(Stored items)
_ _ _ _
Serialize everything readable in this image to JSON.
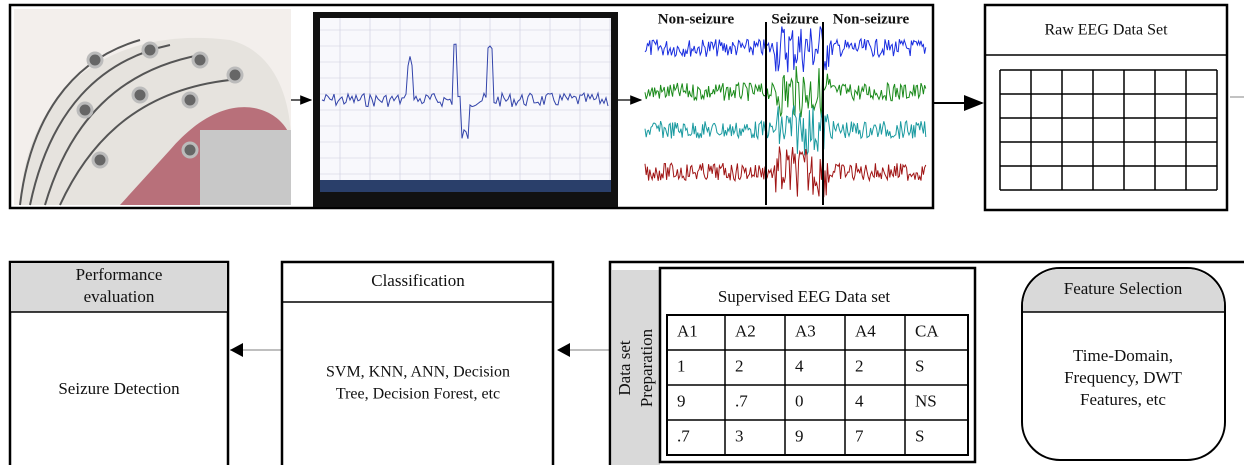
{
  "top": {
    "labels": [
      "Non-seizure",
      "Seizure",
      "Non-seizure"
    ],
    "raw_title": "Raw EEG Data Set"
  },
  "performance": {
    "title": [
      "Performance",
      "evaluation"
    ],
    "body": "Seizure Detection"
  },
  "classification": {
    "title": "Classification",
    "body": [
      "SVM, KNN, ANN, Decision",
      "Tree, Decision Forest, etc"
    ]
  },
  "preparation": {
    "side_label": [
      "Data set",
      "Preparation"
    ],
    "title": "Supervised EEG Data set",
    "table": {
      "rows": [
        [
          "A1",
          "A2",
          "A3",
          "A4",
          "CA"
        ],
        [
          "1",
          "2",
          "4",
          "2",
          "S"
        ],
        [
          "9",
          ".7",
          "0",
          "4",
          "NS"
        ],
        [
          ".7",
          "3",
          "9",
          "7",
          "S"
        ]
      ]
    }
  },
  "feature_selection": {
    "title": "Feature Selection",
    "body": [
      "Time-Domain,",
      "Frequency, DWT",
      "Features, etc"
    ]
  }
}
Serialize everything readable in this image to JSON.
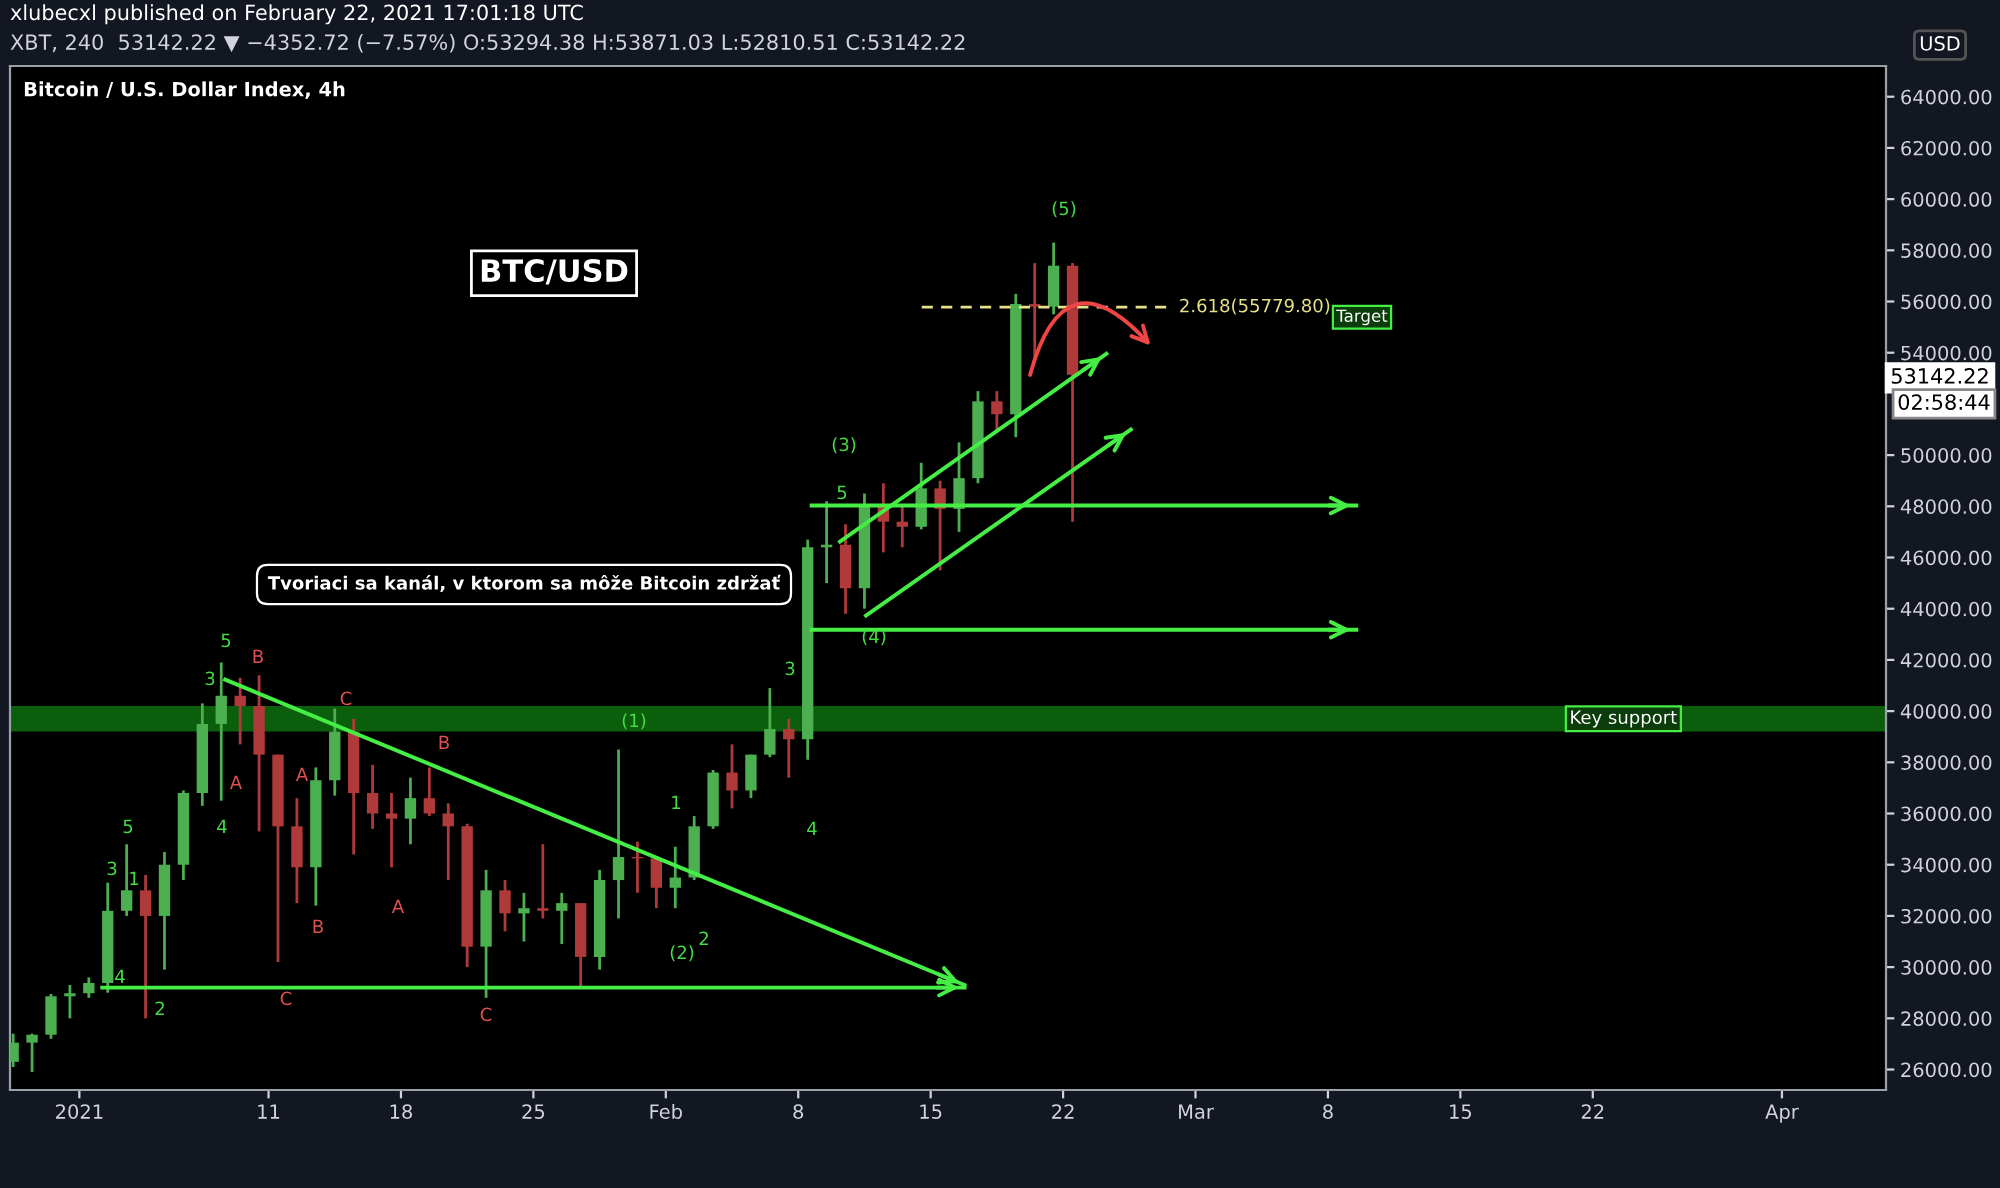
{
  "chart_data": {
    "type": "candlestick",
    "title": "Bitcoin / U.S. Dollar Index, 4h",
    "x": [
      "2020-12-28T12:00",
      "2020-12-29T12:00",
      "2020-12-30T12:00",
      "2020-12-31T12:00",
      "2021-01-01T12:00",
      "2021-01-02T12:00",
      "2021-01-03T12:00",
      "2021-01-04T12:00",
      "2021-01-05T12:00",
      "2021-01-06T12:00",
      "2021-01-07T12:00",
      "2021-01-08T12:00",
      "2021-01-09T12:00",
      "2021-01-10T12:00",
      "2021-01-11T12:00",
      "2021-01-12T12:00",
      "2021-01-13T12:00",
      "2021-01-14T12:00",
      "2021-01-15T12:00",
      "2021-01-16T12:00",
      "2021-01-17T12:00",
      "2021-01-18T12:00",
      "2021-01-19T12:00",
      "2021-01-20T12:00",
      "2021-01-21T12:00",
      "2021-01-22T12:00",
      "2021-01-23T12:00",
      "2021-01-24T12:00",
      "2021-01-25T12:00",
      "2021-01-26T12:00",
      "2021-01-27T12:00",
      "2021-01-28T12:00",
      "2021-01-29T12:00",
      "2021-01-30T12:00",
      "2021-01-31T12:00",
      "2021-02-01T12:00",
      "2021-02-02T12:00",
      "2021-02-03T12:00",
      "2021-02-04T12:00",
      "2021-02-05T12:00",
      "2021-02-06T12:00",
      "2021-02-07T12:00",
      "2021-02-08T12:00",
      "2021-02-09T12:00",
      "2021-02-10T12:00",
      "2021-02-11T12:00",
      "2021-02-12T12:00",
      "2021-02-13T12:00",
      "2021-02-14T12:00",
      "2021-02-15T12:00",
      "2021-02-16T12:00",
      "2021-02-17T12:00",
      "2021-02-18T12:00",
      "2021-02-19T12:00",
      "2021-02-20T12:00",
      "2021-02-21T12:00",
      "2021-02-22T12:00"
    ],
    "ohlc": [
      [
        26300,
        27400,
        26100,
        27050
      ],
      [
        27050,
        27400,
        25900,
        27360
      ],
      [
        27360,
        28950,
        27200,
        28860
      ],
      [
        28860,
        29300,
        28000,
        28980
      ],
      [
        28980,
        29600,
        28800,
        29380
      ],
      [
        29380,
        33300,
        29000,
        32200
      ],
      [
        32200,
        34800,
        32000,
        33000
      ],
      [
        33000,
        33600,
        28000,
        32000
      ],
      [
        32000,
        34500,
        29900,
        34000
      ],
      [
        34000,
        36900,
        33400,
        36800
      ],
      [
        36800,
        40300,
        36300,
        39500
      ],
      [
        39500,
        41900,
        36500,
        40600
      ],
      [
        40600,
        41300,
        38700,
        40200
      ],
      [
        40200,
        41400,
        35300,
        38300
      ],
      [
        38300,
        38300,
        30200,
        35500
      ],
      [
        35500,
        36600,
        32500,
        33900
      ],
      [
        33900,
        37800,
        32400,
        37300
      ],
      [
        37300,
        40100,
        36700,
        39200
      ],
      [
        39200,
        39700,
        34400,
        36800
      ],
      [
        36800,
        37900,
        35400,
        36000
      ],
      [
        36000,
        36800,
        33900,
        35800
      ],
      [
        35800,
        37400,
        34800,
        36600
      ],
      [
        36600,
        37800,
        35900,
        36000
      ],
      [
        36000,
        36400,
        33400,
        35500
      ],
      [
        35500,
        35600,
        30000,
        30800
      ],
      [
        30800,
        33800,
        28800,
        33000
      ],
      [
        33000,
        33400,
        31400,
        32100
      ],
      [
        32100,
        32900,
        31000,
        32300
      ],
      [
        32300,
        34800,
        31900,
        32200
      ],
      [
        32200,
        32900,
        30900,
        32500
      ],
      [
        32500,
        32500,
        29200,
        30400
      ],
      [
        30400,
        33800,
        29900,
        33400
      ],
      [
        33400,
        38500,
        31900,
        34300
      ],
      [
        34300,
        34900,
        32900,
        34250
      ],
      [
        34250,
        34300,
        32300,
        33100
      ],
      [
        33100,
        34700,
        32300,
        33500
      ],
      [
        33500,
        35900,
        33400,
        35500
      ],
      [
        35500,
        37700,
        35400,
        37600
      ],
      [
        37600,
        38700,
        36200,
        36900
      ],
      [
        36900,
        38300,
        36600,
        38300
      ],
      [
        38300,
        40900,
        38200,
        39300
      ],
      [
        39300,
        39700,
        37400,
        38900
      ],
      [
        38900,
        46700,
        38100,
        46400
      ],
      [
        46400,
        48200,
        45000,
        46500
      ],
      [
        46500,
        47300,
        43800,
        44800
      ],
      [
        44800,
        48500,
        44000,
        48000
      ],
      [
        48000,
        48900,
        46200,
        47400
      ],
      [
        47400,
        48000,
        46400,
        47200
      ],
      [
        47200,
        49700,
        47100,
        48700
      ],
      [
        48700,
        49000,
        45500,
        47900
      ],
      [
        47900,
        50500,
        47000,
        49100
      ],
      [
        49100,
        52500,
        48900,
        52100
      ],
      [
        52100,
        52500,
        50900,
        51600
      ],
      [
        51600,
        56300,
        50700,
        55900
      ],
      [
        55900,
        57500,
        53800,
        55800
      ],
      [
        55800,
        58300,
        55500,
        57400
      ],
      [
        57400,
        57500,
        47400,
        53142.22
      ]
    ],
    "colors": [
      "#4caf50",
      "#4caf50",
      "#4caf50",
      "#4caf50",
      "#4caf50",
      "#4caf50",
      "#4caf50",
      "#b03a3a",
      "#4caf50",
      "#4caf50",
      "#4caf50",
      "#4caf50",
      "#b03a3a",
      "#b03a3a",
      "#b03a3a",
      "#b03a3a",
      "#4caf50",
      "#4caf50",
      "#b03a3a",
      "#b03a3a",
      "#b03a3a",
      "#4caf50",
      "#b03a3a",
      "#b03a3a",
      "#b03a3a",
      "#4caf50",
      "#b03a3a",
      "#4caf50",
      "#b03a3a",
      "#4caf50",
      "#b03a3a",
      "#4caf50",
      "#4caf50",
      "#b03a3a",
      "#b03a3a",
      "#4caf50",
      "#4caf50",
      "#4caf50",
      "#b03a3a",
      "#4caf50",
      "#4caf50",
      "#b03a3a",
      "#4caf50",
      "#4caf50",
      "#b03a3a",
      "#4caf50",
      "#b03a3a",
      "#b03a3a",
      "#4caf50",
      "#b03a3a",
      "#4caf50",
      "#4caf50",
      "#b03a3a",
      "#4caf50",
      "#b03a3a",
      "#4caf50",
      "#b03a3a"
    ],
    "series": [
      {
        "type": "line",
        "color": "#44ee44",
        "x": [
          "2021-01-08T17:00",
          "2021-02-16T19:00"
        ],
        "values": [
          41230,
          29300
        ]
      },
      {
        "type": "line",
        "color": "#44ee44",
        "x": [
          "2021-01-02T05:00",
          "2021-02-16T19:00"
        ],
        "values": [
          29200,
          29200
        ]
      },
      {
        "type": "line",
        "color": "#44ee44",
        "x": [
          "2021-02-10T05:00",
          "2021-02-24T07:00"
        ],
        "values": [
          46620,
          53960
        ]
      },
      {
        "type": "line",
        "color": "#44ee44",
        "x": [
          "2021-02-11T14:00",
          "2021-02-25T14:00"
        ],
        "values": [
          43730,
          51000
        ]
      },
      {
        "type": "line",
        "color": "#44ee44",
        "x": [
          "2021-02-08T17:00",
          "2021-03-09T12:00"
        ],
        "values": [
          48030,
          48030
        ]
      },
      {
        "type": "line",
        "color": "#44ee44",
        "x": [
          "2021-02-08T17:00",
          "2021-03-09T12:00"
        ],
        "values": [
          43180,
          43180
        ]
      }
    ],
    "ref_lines": [
      {
        "axis": "y",
        "value": 55779.8,
        "label": "2.618(55779.80)",
        "color": "#e8e08a",
        "line_style": "dashed"
      }
    ],
    "bands": [
      {
        "axis": "y",
        "from": 39200,
        "to": 40200,
        "label": "Key support",
        "color": "#0b5e0b"
      }
    ],
    "annotations": [
      "xlubecxl published on February 22, 2021 17:01:18 UTC",
      "XBT, 240  53142.22 ▼ −4352.72 (−7.57%) O:53294.38 H:53871.03 L:52810.51 C:53142.22",
      "BTC/USD",
      "Tvoriaci sa kanál, v ktorom sa môže Bitcoin zdržať",
      "Target",
      "53142.22",
      "02:58:44",
      "USD",
      "5",
      "3",
      "B",
      "A",
      "4",
      "A",
      "C",
      "B",
      "C",
      "A",
      "B",
      "C",
      "5",
      "3",
      "1",
      "4",
      "2",
      "(1)",
      "1",
      "(2)",
      "2",
      "3",
      "4",
      "(3)",
      "5",
      "(4)",
      "(5)"
    ],
    "xlim": [
      "2020-12-28T08:00",
      "2021-04-06T12:00"
    ],
    "xticks": [
      {
        "value": "2021-01-01",
        "label": "2021"
      },
      {
        "value": "2021-01-11",
        "label": "11"
      },
      {
        "value": "2021-01-18",
        "label": "18"
      },
      {
        "value": "2021-01-25",
        "label": "25"
      },
      {
        "value": "2021-02-01",
        "label": "Feb"
      },
      {
        "value": "2021-02-08",
        "label": "8"
      },
      {
        "value": "2021-02-15",
        "label": "15"
      },
      {
        "value": "2021-02-22",
        "label": "22"
      },
      {
        "value": "2021-03-01",
        "label": "Mar"
      },
      {
        "value": "2021-03-08",
        "label": "8"
      },
      {
        "value": "2021-03-15",
        "label": "15"
      },
      {
        "value": "2021-03-22",
        "label": "22"
      },
      {
        "value": "2021-04-01",
        "label": "Apr"
      }
    ],
    "ylim": [
      25200,
      65200
    ],
    "yticks": [
      {
        "value": 26000,
        "label": "26000.00"
      },
      {
        "value": 28000,
        "label": "28000.00"
      },
      {
        "value": 30000,
        "label": "30000.00"
      },
      {
        "value": 32000,
        "label": "32000.00"
      },
      {
        "value": 34000,
        "label": "34000.00"
      },
      {
        "value": 36000,
        "label": "36000.00"
      },
      {
        "value": 38000,
        "label": "38000.00"
      },
      {
        "value": 40000,
        "label": "40000.00"
      },
      {
        "value": 42000,
        "label": "42000.00"
      },
      {
        "value": 44000,
        "label": "44000.00"
      },
      {
        "value": 46000,
        "label": "46000.00"
      },
      {
        "value": 48000,
        "label": "48000.00"
      },
      {
        "value": 50000,
        "label": "50000.00"
      },
      {
        "value": 54000,
        "label": "54000.00"
      },
      {
        "value": 56000,
        "label": "56000.00"
      },
      {
        "value": 58000,
        "label": "58000.00"
      },
      {
        "value": 60000,
        "label": "60000.00"
      },
      {
        "value": 62000,
        "label": "62000.00"
      },
      {
        "value": 64000,
        "label": "64000.00"
      }
    ],
    "grid": false,
    "legend": false
  }
}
_ _ _ _
**JOB**. Go through the material and select each line with the string "Bitcoin" in it.

**REPLY TO THE TASK**.
    "title": "Bitcoin / U.S. Dollar Index, 4h",
      "Tvoriaci sa kanál, v ktorom sa môže Bitcoin zdržať",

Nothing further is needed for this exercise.